**EXCERTO FORNECIDO**.

^^^^^^^^

09/10/2019

Louisiana #1: La couleur du sang

Nem tudo o vento levou




O ponto de partida é uma citação de E tudo o vento levou, o romance de Margaret Mitchell que o cinema tornou célebre, mas a história deste tríptico que agora começa baseia-se nas memórias de uma velha senhora, cuja família é proveniente das plantações de New Orleans.
A história começa em 1961 quando, as netas da narradora, empurradas pela leitura do livro atrás citado, decidem pedir à avó que lhes conte a história da sua família.
Muito idosa, ainda atormentada por um passado que (não) viveu (totalmente) mas cujo conhecimento a envergonha, começa por negar, mas mais tarde decide confidenciar tudo a Hazel, a criada negra que há muito a acompanha e que já considera mais amiga do que uma empregada.
A narrativa recua então mais de um século, para os primeiros anos do século XIX, quando o seu bisavô Augustin começou a ocupar-se de uma plantação no Luisiana, com a sua mulher e a sua filha. E, claro, muitos trabalhadores escravos.

^^^^^^^^

Entradas do conjunto de dados de layout:
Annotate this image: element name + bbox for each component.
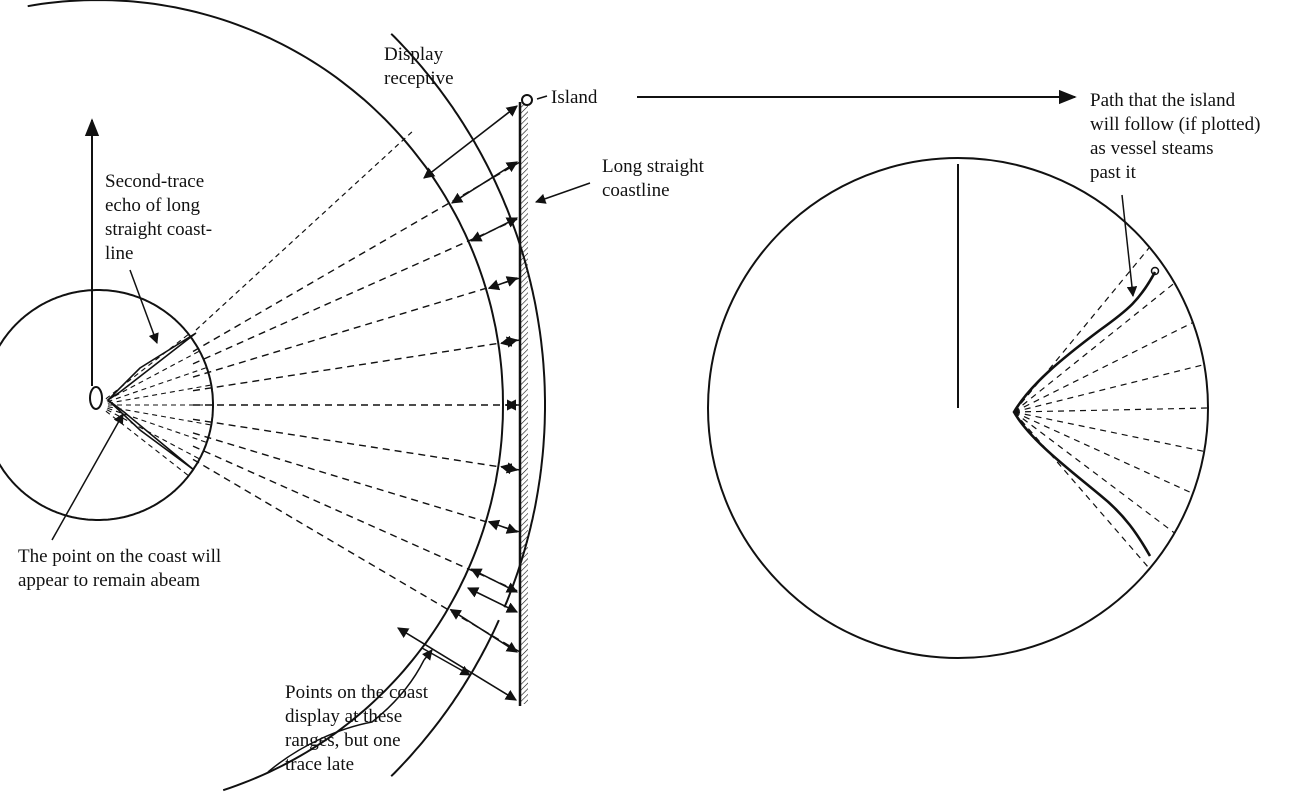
range-double-arrow: [500, 335, 519, 348]
right-beam-line: [1013, 411, 1175, 534]
range-double-arrow: [470, 568, 519, 593]
second-trace-label: Second-trace echo of long straight coast…: [105, 171, 217, 264]
right-beam-line: [1013, 282, 1175, 413]
range-double-arrow: [423, 105, 518, 179]
island-path-curve: [1012, 271, 1157, 557]
abeam-leader: [51, 413, 124, 541]
trace-late-leader: [267, 659, 425, 773]
abeam-label: The point on the coast will appear to re…: [18, 546, 226, 591]
range-double-arrows: [397, 105, 519, 701]
right-beam-line: [1013, 321, 1194, 413]
range-double-arrow: [466, 587, 519, 613]
right-beam-line: [1013, 407, 1209, 413]
range-arcs: [27, 0, 546, 792]
display-receptive-label: Display receptive: [384, 44, 454, 89]
right-ppi-display: [707, 157, 1209, 659]
coastline-label: Long straight coastline: [602, 156, 709, 201]
range-double-arrow: [500, 462, 519, 475]
range-double-arrow: [451, 161, 518, 204]
beam-line: [192, 432, 521, 533]
display-receptive-arc: [27, 0, 505, 792]
right-beam-line: [1013, 411, 1194, 495]
range-double-arrow: [487, 519, 519, 534]
island-leader: [536, 95, 548, 100]
small-beam-line: [106, 350, 200, 401]
coastline: [518, 102, 528, 706]
right-beam-line: [1013, 411, 1150, 570]
own-ship-icon: [89, 386, 103, 410]
radar-beams: [192, 129, 521, 653]
beam-line: [192, 339, 521, 392]
island-marker: [521, 94, 533, 106]
beam-line: [192, 418, 521, 471]
path-leader: [1121, 194, 1138, 298]
beam-line: [195, 129, 415, 331]
beam-line: [192, 217, 521, 365]
range-double-arrow: [487, 276, 519, 291]
beam-line: [192, 445, 521, 593]
range-double-arrow: [449, 608, 518, 653]
path-label: Path that the island will follow (if plo…: [1090, 90, 1265, 183]
beam-line: [192, 277, 521, 378]
range-double-arrow: [470, 217, 519, 242]
range-double-arrow: [397, 627, 517, 701]
second-trace-leader: [129, 269, 159, 344]
coastline-leader: [535, 182, 591, 204]
island-label: Island: [551, 87, 598, 108]
right-beam-line: [1013, 364, 1205, 413]
small-beam-line: [107, 384, 212, 404]
small-beam-line: [107, 406, 212, 426]
small-ppi-display: [0, 118, 214, 521]
points-label: Points on the coast display at these ran…: [285, 682, 433, 775]
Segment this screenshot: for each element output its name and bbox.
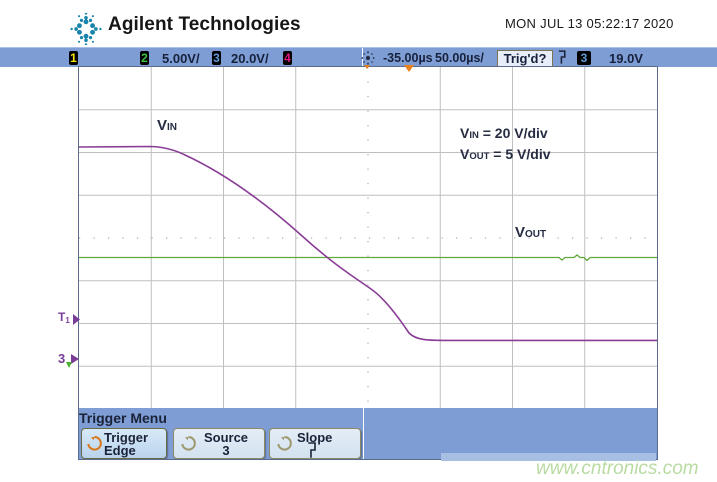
svg-text:T1: T1 [58, 310, 70, 325]
svg-text:3: 3 [58, 351, 65, 366]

^^^^^^^^

**TAREFA A REALIZAR**. Transcreve do excerto sobre Louisiana o trecho que abre com as palavras "A história começa" e fecha com "que uma empregada.".

**RESPOSTA**.
A história começa em 1961 quando, as netas da narradora, empurradas pela leitura do livro atrás citado, decidem pedir à avó que lhes conte a história da sua família.
Muito idosa, ainda atormentada por um passado que (não) viveu (totalmente) mas cujo conhecimento a envergonha, começa por negar, mas mais tarde decide confidenciar tudo a Hazel, a criada negra que há muito a acompanha e que já considera mais amiga do que uma empregada.